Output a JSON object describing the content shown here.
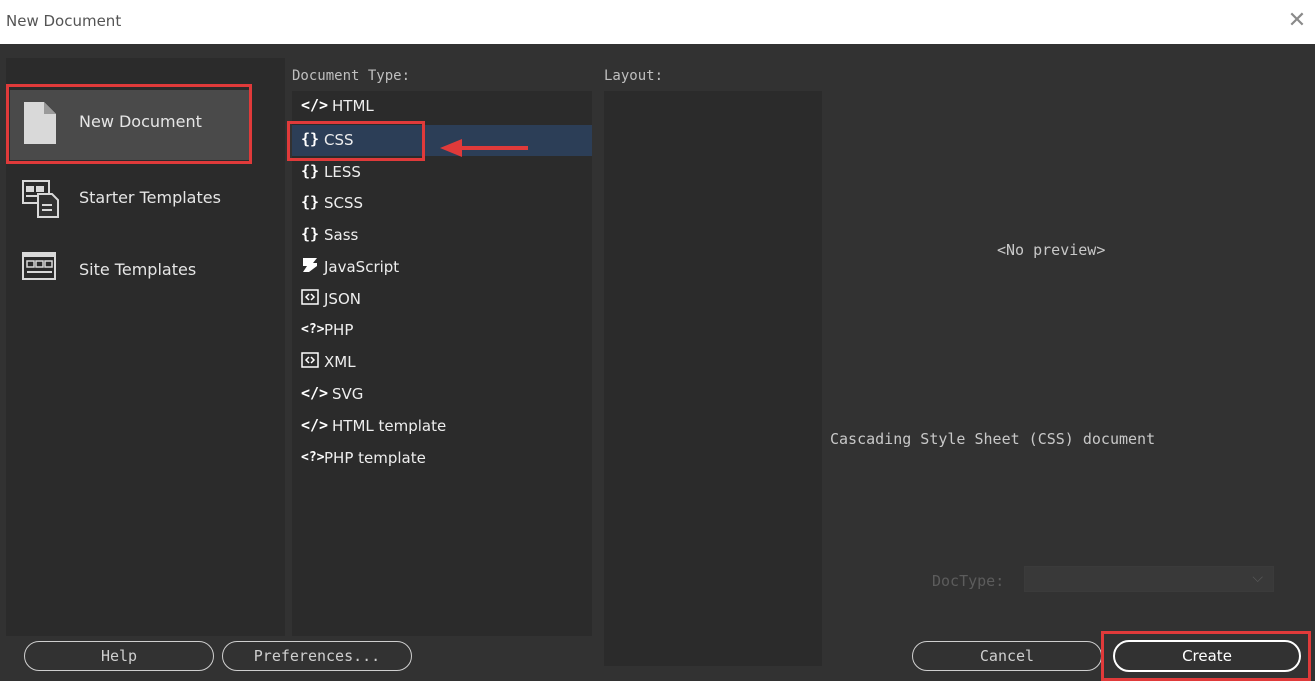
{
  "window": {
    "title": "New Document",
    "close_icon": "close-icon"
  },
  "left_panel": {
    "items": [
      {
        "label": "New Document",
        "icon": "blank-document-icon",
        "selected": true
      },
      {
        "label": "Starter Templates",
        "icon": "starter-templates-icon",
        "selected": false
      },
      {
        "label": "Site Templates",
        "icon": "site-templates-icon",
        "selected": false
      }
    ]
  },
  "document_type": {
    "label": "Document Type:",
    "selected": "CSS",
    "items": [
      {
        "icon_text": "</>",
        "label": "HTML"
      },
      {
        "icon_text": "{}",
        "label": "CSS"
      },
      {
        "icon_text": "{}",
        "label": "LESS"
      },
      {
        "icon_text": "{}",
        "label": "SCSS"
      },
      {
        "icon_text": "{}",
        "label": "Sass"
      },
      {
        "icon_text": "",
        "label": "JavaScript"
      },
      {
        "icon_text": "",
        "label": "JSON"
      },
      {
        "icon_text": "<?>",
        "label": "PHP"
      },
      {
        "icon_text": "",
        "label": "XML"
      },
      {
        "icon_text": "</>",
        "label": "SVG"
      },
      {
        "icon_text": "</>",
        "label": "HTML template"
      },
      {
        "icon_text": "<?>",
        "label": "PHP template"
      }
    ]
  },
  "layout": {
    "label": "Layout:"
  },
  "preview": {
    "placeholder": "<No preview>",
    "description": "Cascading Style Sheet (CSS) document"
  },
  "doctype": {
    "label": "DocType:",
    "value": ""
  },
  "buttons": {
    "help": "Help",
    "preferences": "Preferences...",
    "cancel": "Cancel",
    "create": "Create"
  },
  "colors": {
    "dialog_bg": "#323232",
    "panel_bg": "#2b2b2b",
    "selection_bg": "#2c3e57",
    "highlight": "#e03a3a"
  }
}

• OBJECTIVE: Look through the material and copy each line that has "selected".

• FINAL RESULT:
        "selected": true
        "selected": false
        "selected": false
    "selected": "CSS",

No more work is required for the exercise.